Say how many lines of these entries include the word "name", and answer with the number alone.
== STORED ROWS
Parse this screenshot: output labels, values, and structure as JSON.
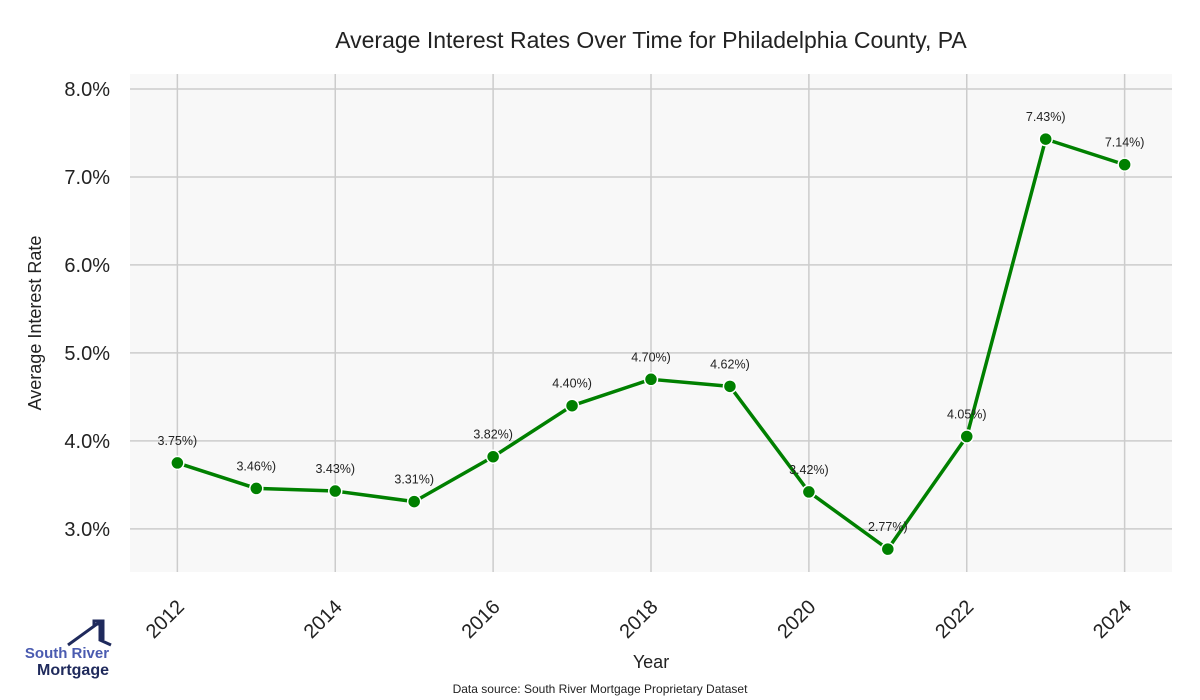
{
  "chart_data": {
    "type": "line",
    "title": "Average Interest Rates Over Time for Philadelphia County, PA",
    "xlabel": "Year",
    "ylabel": "Average Interest Rate",
    "x": [
      2012,
      2013,
      2014,
      2015,
      2016,
      2017,
      2018,
      2019,
      2020,
      2021,
      2022,
      2023,
      2024
    ],
    "values": [
      3.75,
      3.46,
      3.43,
      3.31,
      3.82,
      4.4,
      4.7,
      4.62,
      3.42,
      2.77,
      4.05,
      7.43,
      7.14
    ],
    "data_labels": [
      "3.75%)",
      "3.46%)",
      "3.43%)",
      "3.31%)",
      "3.82%)",
      "4.40%)",
      "4.70%)",
      "4.62%)",
      "3.42%)",
      "2.77%)",
      "4.05%)",
      "7.43%)",
      "7.14%)"
    ],
    "xticks": [
      2012,
      2014,
      2016,
      2018,
      2020,
      2022,
      2024
    ],
    "xtick_labels": [
      "2012",
      "2014",
      "2016",
      "2018",
      "2020",
      "2022",
      "2024"
    ],
    "yticks": [
      3,
      4,
      5,
      6,
      7,
      8
    ],
    "ytick_labels": [
      "3.0%",
      "4.0%",
      "5.0%",
      "6.0%",
      "7.0%",
      "8.0%"
    ],
    "xlim": [
      2011.4,
      2024.6
    ],
    "ylim": [
      2.51,
      8.17
    ],
    "grid": true,
    "line_color": "#008000",
    "background": "#f8f8f8"
  },
  "source": "Data source: South River Mortgage Proprietary Dataset",
  "logo": {
    "line1": "South River",
    "line2": "Mortgage"
  }
}
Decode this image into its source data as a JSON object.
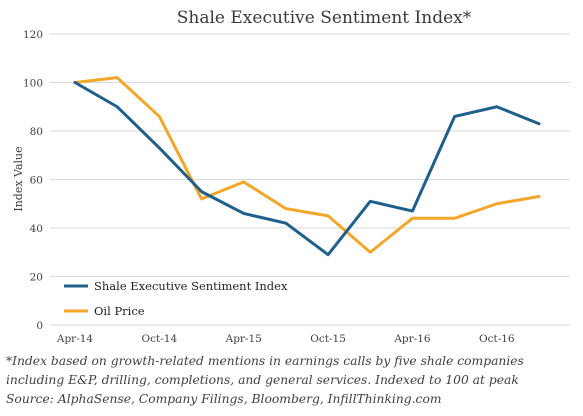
{
  "chart_data": {
    "type": "line",
    "title": "Shale Executive Sentiment Index*",
    "ylabel": "Index Value",
    "xlabel": "",
    "ylim": [
      0,
      120
    ],
    "yticks": [
      "0",
      "20",
      "40",
      "60",
      "80",
      "100",
      "120"
    ],
    "x": [
      "Q2-14",
      "Q3-14",
      "Q4-14",
      "Q1-15",
      "Q2-15",
      "Q3-15",
      "Q4-15",
      "Q1-16",
      "Q2-16",
      "Q3-16",
      "Q4-16",
      "Q1-17"
    ],
    "xtick_labels": [
      "Apr-14",
      "Oct-14",
      "Apr-15",
      "Oct-15",
      "Apr-16",
      "Oct-16"
    ],
    "grid": "horizontal",
    "legend_position": "lower-left",
    "series": [
      {
        "name": "Shale Executive Sentiment Index",
        "color": "#1f5f8b",
        "values": [
          100,
          90,
          73,
          55,
          46,
          42,
          29,
          51,
          47,
          86,
          90,
          83
        ]
      },
      {
        "name": "Oil Price",
        "color": "#f2a72b",
        "values": [
          100,
          102,
          86,
          52,
          59,
          48,
          45,
          30,
          44,
          44,
          50,
          53
        ]
      }
    ]
  },
  "footnote": {
    "lines": [
      "*Index based on growth-related mentions in earnings calls by five shale companies",
      "including E&P, drilling, completions, and general services. Indexed to 100 at peak",
      "Source: AlphaSense, Company Filings, Bloomberg, InfillThinking.com"
    ]
  }
}
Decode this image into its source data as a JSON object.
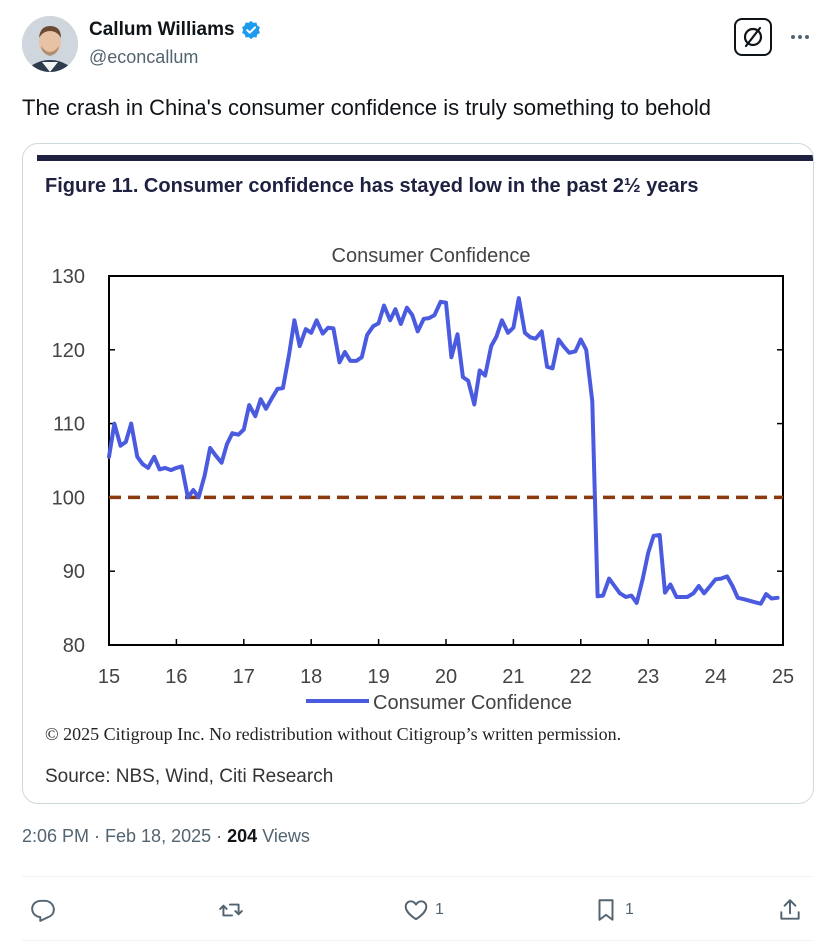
====
* **FINAL RESULT**:
2